» ACTIVITY LIST
1 – Answer these questions about the essay on Covid-19 vaccines:
(a) How many fully vaccinated Americans does the essay cite as proof that the vaccines work?
(b) In what office did the writer oversee the vaccines' development, testing, approval and distribution?
(c) What was the process for expediting the vaccines called?
2 – Can you extend the essay on Covid-19 vaccines, picking up right after its final sentence?

Among the many debatable issues around Covid-19 is one unassailable fact: The coronavirus is nonpartisan. It makes no judgment about one’s political leanings. The vaccines that were developed to fight this virus have no political bias, either.
And yet the reluctance and even refusal of many Americans — including many of my fellow conservatives and Republicans — to get a Covid-19 vaccine is a frustrating irony for those of us who worked to expedite these vaccines. While the vaccines have had doubts cast upon them by politicians throughout their production and rollout, whether a person lives in a red or a blue state has no bearing on the vaccines’ efficacy. They work incredibly well, and more than 160 million fully vaccinated Americans are proof.
Whether such skepticism is rooted in political misgivings, conspiracy theories or lack of accurate and timely information, there are still millions of Americans unwilling to take the simplest of steps to end this pandemic. That makes it incumbent upon all leaders and health experts to be honest about how safe and effective the vaccines are and urge vaccination.
I know the vaccines’ features intimately because as secretary of Health and Human Services, I oversaw their development, testing, approval and distribution from April of 2020 until January of this year. After leaving office, I watched with pride as vaccination rates rose through the early months of the year, and then with dismay as the daily number of vaccinations declined.
Any claims that the vaccines are unsafe or ineffective, or that corners were cut are not true. Americans should understand that the process by which our team helped expedite these vaccines was called Operation Warp Speed for good reason. With the numbers of cases and deaths climbing in April of 2020 and the economy contracting, we had no time to lose. Masks and social distancing could offer only so much protection. Lockdowns, which devastated economies around the world, could only forestall the virus’s inevitable spread.

» INFORMATION SUPPLIED
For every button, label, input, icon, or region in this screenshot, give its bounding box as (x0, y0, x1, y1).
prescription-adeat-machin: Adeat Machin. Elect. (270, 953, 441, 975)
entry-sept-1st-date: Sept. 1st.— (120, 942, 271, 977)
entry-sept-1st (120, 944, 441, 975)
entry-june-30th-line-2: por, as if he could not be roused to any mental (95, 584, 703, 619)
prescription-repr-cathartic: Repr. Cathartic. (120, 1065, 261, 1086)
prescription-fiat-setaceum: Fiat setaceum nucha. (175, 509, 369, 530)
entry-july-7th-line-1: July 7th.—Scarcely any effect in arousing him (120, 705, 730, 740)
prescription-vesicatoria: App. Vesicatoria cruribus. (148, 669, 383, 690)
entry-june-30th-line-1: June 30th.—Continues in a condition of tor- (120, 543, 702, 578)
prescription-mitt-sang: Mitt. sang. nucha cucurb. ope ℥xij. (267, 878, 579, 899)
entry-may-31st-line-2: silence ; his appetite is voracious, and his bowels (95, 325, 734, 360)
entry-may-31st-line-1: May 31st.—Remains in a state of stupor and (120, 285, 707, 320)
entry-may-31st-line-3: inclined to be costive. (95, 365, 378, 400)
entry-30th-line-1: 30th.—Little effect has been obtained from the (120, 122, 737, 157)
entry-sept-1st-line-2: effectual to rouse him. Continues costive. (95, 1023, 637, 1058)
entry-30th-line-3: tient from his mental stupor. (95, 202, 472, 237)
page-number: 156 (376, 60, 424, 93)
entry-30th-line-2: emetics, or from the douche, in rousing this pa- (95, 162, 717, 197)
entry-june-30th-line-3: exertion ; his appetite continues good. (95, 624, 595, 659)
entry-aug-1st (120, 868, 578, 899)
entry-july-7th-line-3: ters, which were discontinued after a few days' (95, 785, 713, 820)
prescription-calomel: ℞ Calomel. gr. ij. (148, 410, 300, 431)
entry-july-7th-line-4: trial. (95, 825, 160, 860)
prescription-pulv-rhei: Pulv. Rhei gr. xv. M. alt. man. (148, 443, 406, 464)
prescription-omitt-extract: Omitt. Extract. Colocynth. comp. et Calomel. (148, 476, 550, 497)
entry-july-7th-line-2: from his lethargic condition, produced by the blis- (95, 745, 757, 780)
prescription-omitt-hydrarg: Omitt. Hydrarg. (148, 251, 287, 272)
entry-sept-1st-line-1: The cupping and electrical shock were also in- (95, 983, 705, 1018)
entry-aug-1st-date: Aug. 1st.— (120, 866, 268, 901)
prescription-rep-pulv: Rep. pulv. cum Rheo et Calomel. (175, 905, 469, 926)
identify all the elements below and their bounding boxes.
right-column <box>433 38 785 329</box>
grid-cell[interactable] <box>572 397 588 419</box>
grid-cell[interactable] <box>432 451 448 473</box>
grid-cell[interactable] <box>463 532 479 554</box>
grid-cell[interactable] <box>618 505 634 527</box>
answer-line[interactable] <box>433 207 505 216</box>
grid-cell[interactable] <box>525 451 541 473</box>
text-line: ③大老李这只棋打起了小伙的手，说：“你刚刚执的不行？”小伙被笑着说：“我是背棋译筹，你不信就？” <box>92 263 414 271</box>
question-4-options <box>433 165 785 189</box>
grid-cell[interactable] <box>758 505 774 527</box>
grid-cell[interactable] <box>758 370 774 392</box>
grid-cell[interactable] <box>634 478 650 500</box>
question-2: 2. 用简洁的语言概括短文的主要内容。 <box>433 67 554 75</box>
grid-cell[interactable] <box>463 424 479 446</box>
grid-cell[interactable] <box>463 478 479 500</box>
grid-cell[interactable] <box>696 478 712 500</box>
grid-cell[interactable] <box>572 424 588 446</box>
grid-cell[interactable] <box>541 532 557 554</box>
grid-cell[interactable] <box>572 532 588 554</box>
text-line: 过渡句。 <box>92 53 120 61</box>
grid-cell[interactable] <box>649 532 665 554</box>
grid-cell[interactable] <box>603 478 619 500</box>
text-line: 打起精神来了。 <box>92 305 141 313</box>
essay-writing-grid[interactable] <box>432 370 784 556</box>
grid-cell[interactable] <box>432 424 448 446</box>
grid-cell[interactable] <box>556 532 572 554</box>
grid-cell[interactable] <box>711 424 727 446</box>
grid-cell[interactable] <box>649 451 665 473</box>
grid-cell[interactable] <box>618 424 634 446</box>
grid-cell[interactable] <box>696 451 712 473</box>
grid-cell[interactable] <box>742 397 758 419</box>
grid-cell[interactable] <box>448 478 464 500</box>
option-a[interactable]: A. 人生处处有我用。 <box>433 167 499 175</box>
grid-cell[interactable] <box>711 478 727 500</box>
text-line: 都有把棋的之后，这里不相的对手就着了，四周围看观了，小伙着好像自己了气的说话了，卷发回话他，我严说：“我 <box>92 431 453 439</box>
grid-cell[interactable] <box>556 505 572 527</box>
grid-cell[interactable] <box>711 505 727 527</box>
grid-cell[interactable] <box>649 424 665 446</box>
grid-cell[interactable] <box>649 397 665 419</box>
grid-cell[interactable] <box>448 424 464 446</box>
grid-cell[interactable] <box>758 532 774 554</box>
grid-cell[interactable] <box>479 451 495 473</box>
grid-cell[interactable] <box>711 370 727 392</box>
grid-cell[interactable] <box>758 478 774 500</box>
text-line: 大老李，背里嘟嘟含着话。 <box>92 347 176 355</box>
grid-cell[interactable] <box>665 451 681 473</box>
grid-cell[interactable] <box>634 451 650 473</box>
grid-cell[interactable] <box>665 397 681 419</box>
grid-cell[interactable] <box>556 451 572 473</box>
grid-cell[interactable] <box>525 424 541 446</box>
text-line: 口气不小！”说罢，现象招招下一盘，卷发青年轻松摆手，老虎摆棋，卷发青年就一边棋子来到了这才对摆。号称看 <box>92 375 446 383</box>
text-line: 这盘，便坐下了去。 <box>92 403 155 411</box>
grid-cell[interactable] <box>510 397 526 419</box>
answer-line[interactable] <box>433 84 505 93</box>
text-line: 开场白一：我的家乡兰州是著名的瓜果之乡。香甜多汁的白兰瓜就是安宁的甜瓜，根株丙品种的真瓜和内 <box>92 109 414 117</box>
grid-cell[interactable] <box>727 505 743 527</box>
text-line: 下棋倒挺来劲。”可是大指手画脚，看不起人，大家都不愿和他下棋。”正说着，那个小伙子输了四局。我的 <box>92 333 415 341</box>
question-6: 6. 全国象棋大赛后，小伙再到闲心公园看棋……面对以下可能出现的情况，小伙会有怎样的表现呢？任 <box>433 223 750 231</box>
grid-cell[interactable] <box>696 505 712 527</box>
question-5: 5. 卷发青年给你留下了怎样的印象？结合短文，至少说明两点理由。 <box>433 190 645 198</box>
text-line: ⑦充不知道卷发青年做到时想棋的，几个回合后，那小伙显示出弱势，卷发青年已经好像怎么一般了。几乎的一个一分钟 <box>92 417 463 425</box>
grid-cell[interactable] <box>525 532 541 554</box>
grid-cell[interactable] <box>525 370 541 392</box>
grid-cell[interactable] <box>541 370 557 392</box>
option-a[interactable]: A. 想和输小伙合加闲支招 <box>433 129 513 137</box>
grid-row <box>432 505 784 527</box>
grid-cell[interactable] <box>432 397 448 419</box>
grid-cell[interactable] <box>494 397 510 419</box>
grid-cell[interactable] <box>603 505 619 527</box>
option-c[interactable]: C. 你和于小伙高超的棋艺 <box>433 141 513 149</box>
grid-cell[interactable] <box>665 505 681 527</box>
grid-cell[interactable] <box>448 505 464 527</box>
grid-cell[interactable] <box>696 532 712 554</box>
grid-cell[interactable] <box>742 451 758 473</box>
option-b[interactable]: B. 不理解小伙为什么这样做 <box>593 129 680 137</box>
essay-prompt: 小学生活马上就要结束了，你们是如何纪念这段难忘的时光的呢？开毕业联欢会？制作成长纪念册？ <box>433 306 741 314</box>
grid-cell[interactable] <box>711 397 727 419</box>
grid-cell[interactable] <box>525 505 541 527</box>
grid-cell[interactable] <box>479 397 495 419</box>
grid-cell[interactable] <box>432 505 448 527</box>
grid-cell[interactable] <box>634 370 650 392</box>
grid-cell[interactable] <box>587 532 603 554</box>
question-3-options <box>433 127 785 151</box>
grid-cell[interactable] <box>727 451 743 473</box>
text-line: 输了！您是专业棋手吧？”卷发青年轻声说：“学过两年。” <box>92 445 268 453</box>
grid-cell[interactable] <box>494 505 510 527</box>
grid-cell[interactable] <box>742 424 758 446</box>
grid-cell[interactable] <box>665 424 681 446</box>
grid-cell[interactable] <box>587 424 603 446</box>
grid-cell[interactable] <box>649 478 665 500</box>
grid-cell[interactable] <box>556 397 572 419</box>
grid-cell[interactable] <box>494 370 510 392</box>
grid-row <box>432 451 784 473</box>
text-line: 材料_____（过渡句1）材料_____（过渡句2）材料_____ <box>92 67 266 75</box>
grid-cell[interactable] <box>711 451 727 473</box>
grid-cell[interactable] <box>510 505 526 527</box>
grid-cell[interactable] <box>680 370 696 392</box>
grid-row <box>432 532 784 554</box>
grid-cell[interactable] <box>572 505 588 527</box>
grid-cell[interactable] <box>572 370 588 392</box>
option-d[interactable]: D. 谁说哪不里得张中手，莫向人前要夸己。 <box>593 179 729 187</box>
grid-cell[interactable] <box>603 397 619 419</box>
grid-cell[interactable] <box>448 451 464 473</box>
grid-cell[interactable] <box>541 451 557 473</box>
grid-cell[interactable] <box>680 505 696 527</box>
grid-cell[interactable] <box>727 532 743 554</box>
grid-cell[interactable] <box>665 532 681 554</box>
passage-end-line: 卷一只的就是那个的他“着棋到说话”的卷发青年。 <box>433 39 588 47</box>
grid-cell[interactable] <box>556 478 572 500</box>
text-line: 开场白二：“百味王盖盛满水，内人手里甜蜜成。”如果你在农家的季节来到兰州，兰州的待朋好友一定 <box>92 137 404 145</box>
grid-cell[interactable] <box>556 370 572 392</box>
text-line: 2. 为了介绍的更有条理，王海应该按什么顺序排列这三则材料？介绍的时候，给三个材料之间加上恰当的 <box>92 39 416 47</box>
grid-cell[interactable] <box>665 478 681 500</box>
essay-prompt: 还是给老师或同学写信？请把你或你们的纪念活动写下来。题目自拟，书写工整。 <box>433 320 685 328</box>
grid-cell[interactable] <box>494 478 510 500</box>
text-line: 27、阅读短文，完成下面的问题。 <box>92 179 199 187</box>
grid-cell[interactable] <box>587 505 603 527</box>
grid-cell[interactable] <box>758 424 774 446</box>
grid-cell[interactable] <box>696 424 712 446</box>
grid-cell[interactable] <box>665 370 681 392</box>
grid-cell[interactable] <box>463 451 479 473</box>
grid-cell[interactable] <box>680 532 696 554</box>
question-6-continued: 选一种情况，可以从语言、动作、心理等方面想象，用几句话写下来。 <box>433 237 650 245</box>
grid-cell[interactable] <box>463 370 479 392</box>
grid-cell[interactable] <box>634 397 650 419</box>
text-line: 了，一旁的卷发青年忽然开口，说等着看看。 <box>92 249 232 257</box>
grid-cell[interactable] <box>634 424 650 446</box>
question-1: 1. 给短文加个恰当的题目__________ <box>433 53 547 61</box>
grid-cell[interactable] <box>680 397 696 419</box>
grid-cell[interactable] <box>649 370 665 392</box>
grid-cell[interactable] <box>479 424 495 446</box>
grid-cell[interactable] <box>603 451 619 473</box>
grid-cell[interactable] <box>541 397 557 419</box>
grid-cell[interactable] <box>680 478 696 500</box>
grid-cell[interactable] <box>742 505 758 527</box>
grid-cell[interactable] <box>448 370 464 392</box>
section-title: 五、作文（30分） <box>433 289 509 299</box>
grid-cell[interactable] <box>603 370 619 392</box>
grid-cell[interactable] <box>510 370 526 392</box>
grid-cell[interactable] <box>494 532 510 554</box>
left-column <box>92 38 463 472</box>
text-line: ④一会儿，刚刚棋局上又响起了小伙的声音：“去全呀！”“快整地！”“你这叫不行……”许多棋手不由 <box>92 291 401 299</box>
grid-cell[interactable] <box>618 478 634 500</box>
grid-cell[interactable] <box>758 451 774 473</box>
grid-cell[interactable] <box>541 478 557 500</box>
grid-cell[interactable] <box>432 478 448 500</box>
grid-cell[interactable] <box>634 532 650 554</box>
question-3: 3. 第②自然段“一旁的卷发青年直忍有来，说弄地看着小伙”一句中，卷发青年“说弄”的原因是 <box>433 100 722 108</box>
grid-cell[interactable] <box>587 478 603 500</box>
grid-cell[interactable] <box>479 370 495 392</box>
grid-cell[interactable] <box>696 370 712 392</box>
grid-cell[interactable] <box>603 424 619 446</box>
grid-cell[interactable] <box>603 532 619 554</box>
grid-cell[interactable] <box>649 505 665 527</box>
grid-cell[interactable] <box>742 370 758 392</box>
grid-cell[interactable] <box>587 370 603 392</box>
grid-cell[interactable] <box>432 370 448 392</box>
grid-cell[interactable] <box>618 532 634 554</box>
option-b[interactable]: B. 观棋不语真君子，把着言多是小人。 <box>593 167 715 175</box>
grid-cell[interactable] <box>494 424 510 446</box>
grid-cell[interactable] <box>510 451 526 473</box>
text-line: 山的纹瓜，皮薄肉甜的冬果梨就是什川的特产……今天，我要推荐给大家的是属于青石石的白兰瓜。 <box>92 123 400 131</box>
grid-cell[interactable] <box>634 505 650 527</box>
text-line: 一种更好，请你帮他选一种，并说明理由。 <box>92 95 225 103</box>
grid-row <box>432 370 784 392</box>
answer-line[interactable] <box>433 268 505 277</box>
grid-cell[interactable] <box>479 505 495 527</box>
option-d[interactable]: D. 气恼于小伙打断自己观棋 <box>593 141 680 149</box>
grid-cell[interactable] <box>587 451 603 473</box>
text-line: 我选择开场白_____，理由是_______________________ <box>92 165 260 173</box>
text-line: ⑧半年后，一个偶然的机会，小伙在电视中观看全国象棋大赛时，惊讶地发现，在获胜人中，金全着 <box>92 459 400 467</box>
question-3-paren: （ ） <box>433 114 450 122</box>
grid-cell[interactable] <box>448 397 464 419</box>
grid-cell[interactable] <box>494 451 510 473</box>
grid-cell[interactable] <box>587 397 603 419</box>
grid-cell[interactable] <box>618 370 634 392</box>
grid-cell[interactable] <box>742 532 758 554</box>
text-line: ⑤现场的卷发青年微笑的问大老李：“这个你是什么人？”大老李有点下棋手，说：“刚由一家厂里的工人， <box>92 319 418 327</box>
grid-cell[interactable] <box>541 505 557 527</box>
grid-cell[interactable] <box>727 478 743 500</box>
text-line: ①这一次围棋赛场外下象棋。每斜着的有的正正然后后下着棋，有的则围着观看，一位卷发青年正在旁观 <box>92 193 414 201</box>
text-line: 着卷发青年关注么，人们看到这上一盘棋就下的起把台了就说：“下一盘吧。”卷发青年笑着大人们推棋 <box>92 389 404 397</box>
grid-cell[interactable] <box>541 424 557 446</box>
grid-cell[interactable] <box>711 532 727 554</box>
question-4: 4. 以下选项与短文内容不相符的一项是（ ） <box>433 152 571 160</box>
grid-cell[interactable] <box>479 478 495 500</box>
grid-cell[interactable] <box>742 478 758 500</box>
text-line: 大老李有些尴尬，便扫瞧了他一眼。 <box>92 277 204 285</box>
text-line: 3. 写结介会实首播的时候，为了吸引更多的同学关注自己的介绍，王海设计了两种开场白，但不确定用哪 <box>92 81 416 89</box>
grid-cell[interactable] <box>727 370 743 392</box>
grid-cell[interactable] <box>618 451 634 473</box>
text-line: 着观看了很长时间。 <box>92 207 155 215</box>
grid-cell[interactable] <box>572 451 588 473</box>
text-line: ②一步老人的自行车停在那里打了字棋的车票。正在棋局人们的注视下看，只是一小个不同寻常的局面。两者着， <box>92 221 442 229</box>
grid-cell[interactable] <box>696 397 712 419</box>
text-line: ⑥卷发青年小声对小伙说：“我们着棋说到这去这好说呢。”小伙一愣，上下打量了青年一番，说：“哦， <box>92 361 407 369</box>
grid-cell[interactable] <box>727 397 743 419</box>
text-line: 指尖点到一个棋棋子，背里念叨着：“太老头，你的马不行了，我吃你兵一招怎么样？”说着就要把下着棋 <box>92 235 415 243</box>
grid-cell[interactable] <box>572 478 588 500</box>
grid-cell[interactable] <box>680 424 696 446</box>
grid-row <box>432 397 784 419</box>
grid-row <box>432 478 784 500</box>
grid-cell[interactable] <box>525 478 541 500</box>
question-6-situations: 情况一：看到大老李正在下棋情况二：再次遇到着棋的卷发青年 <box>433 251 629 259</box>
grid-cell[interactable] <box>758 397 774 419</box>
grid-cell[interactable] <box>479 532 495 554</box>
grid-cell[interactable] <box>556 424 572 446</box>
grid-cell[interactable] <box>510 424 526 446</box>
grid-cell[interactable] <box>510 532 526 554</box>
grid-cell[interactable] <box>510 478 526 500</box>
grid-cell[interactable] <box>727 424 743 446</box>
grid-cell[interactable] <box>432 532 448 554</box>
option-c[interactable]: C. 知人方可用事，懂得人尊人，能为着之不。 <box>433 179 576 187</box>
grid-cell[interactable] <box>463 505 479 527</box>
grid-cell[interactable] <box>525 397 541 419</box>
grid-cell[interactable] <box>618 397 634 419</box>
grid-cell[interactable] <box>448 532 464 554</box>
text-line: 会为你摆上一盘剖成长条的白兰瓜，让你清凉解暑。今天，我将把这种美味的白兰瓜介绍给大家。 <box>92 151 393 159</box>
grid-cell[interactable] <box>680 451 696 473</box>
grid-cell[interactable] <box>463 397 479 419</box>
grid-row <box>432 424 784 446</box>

» WRITTEN ANSWERS
1 –
(a) More than 160 million.
(b) Secretary of Health and Human Services.
(c) Operation Warp Speed.

2 –
Safe and effective vaccines were our best hope of liberating America from the pandemic. As hospital wards filled beyond capacity, we needed to develop the vaccines much faster than the typical timeline would allow. At the same time, we made sure that there was no compromise on safety by conducting some of the largest and most extensive vaccine clinical trials ever.
After the U.S. government committed to spending more than $2 trillion on Covid-19 relief, I set a stretch goal that was intended to be both audacious and motivational — a “moon shot” — similar to President John Kennedy’s 1961 proclamation that we were going to the moon by the end of the decade. In this case, our goal was to produce 300 million vaccine doses by January 2021.
Operation Warp Speed committed to funding upfront various stages of development, including testing vaccines in humans to prove they are safe and effective, as well as the manufacturing of the vaccines.
We provided funding to test vaccines in large populations, and we got results faster than ever before. The vaccines produced remarkable protection against Covid-19 and were extremely safe. After studying all the data in depth, the Food and Drug Administration granted emergency use authorizations.
Some who are hesitant to get vaccinated point to the fact that the vaccines remain under emergency-use authorization rather than full approval. It’s vital for Democratic and Republican leaders to explain clearly and repeatedly that the F.D.A. held these vaccines to such high standards that the only real difference is that full approval requires steps like analyzing longer-term safety and efficacy data, and inspecting manufacturing facilities. Hundreds of millions of doses of these vaccines have now been given to Americans over the past year, providing us with some of the most robust real-world evidence of their safety and efficacy that we’ve ever had for new vaccines. A vast majority of adverse events with the vaccines occur in the first 42 days or so.
The current and former leadership of the F.D.A. and the Centers for Disease Control and Prevention — of both parties — are unanimous in encouraging all eligible Americans to take the vaccines. Political, public health and thought leaders must educate about the benefits of the vaccine, not hector or preach. This information must come from respected and trusted figures in the various hesitant communities.
We did not reach our stretch goal of producing 300 million doses by January, but we hedged our bets by investing in a portfolio of vaccines and had tens of millions of doses of vaccine in production by the end of January. Many governors were able to begin general vaccination programs by March, and we had a surplus of vaccine by the end of the second quarter.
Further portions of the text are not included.